#### What the task asks:
Swap "r.p.m." for "rpm" throughout the lines below, and give the lines again with nothing else changed.

#### Records for the exercise:
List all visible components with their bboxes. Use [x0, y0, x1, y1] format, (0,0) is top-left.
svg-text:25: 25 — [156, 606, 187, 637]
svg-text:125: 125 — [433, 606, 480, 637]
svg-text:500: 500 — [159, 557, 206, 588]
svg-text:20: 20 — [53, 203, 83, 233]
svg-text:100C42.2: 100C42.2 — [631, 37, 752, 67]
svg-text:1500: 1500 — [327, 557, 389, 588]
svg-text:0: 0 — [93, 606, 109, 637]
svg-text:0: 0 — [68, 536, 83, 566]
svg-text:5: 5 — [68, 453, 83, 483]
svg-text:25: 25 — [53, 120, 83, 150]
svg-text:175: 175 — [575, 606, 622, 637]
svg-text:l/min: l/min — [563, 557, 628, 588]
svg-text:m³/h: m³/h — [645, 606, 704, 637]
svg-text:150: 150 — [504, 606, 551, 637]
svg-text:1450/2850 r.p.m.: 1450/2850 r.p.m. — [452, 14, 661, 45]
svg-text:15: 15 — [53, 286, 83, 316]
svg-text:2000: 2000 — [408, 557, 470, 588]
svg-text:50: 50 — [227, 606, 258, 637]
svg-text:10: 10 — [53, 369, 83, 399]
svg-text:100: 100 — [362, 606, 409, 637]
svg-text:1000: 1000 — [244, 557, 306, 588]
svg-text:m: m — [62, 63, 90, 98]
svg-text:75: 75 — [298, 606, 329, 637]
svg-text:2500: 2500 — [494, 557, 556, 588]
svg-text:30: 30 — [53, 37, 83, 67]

#### Task solution:
List all visible components with their bboxes. Use [x0, y0, x1, y1] format, (0,0) is top-left.
svg-text:25: 25 — [156, 606, 187, 637]
svg-text:125: 125 — [433, 606, 480, 637]
svg-text:500: 500 — [159, 557, 206, 588]
svg-text:20: 20 — [53, 203, 83, 233]
svg-text:100C42.2: 100C42.2 — [631, 37, 752, 67]
svg-text:1500: 1500 — [327, 557, 389, 588]
svg-text:0: 0 — [93, 606, 109, 637]
svg-text:0: 0 — [68, 536, 83, 566]
svg-text:5: 5 — [68, 453, 83, 483]
svg-text:25: 25 — [53, 120, 83, 150]
svg-text:175: 175 — [575, 606, 622, 637]
svg-text:l/min: l/min — [563, 557, 628, 588]
svg-text:m³/h: m³/h — [645, 606, 704, 637]
svg-text:150: 150 — [504, 606, 551, 637]
svg-text:1450/2850 rpm: 1450/2850 rpm — [452, 14, 661, 45]
svg-text:15: 15 — [53, 286, 83, 316]
svg-text:2000: 2000 — [408, 557, 470, 588]
svg-text:50: 50 — [227, 606, 258, 637]
svg-text:10: 10 — [53, 369, 83, 399]
svg-text:100: 100 — [362, 606, 409, 637]
svg-text:1000: 1000 — [244, 557, 306, 588]
svg-text:m: m — [62, 63, 90, 98]
svg-text:75: 75 — [298, 606, 329, 637]
svg-text:2500: 2500 — [494, 557, 556, 588]
svg-text:30: 30 — [53, 37, 83, 67]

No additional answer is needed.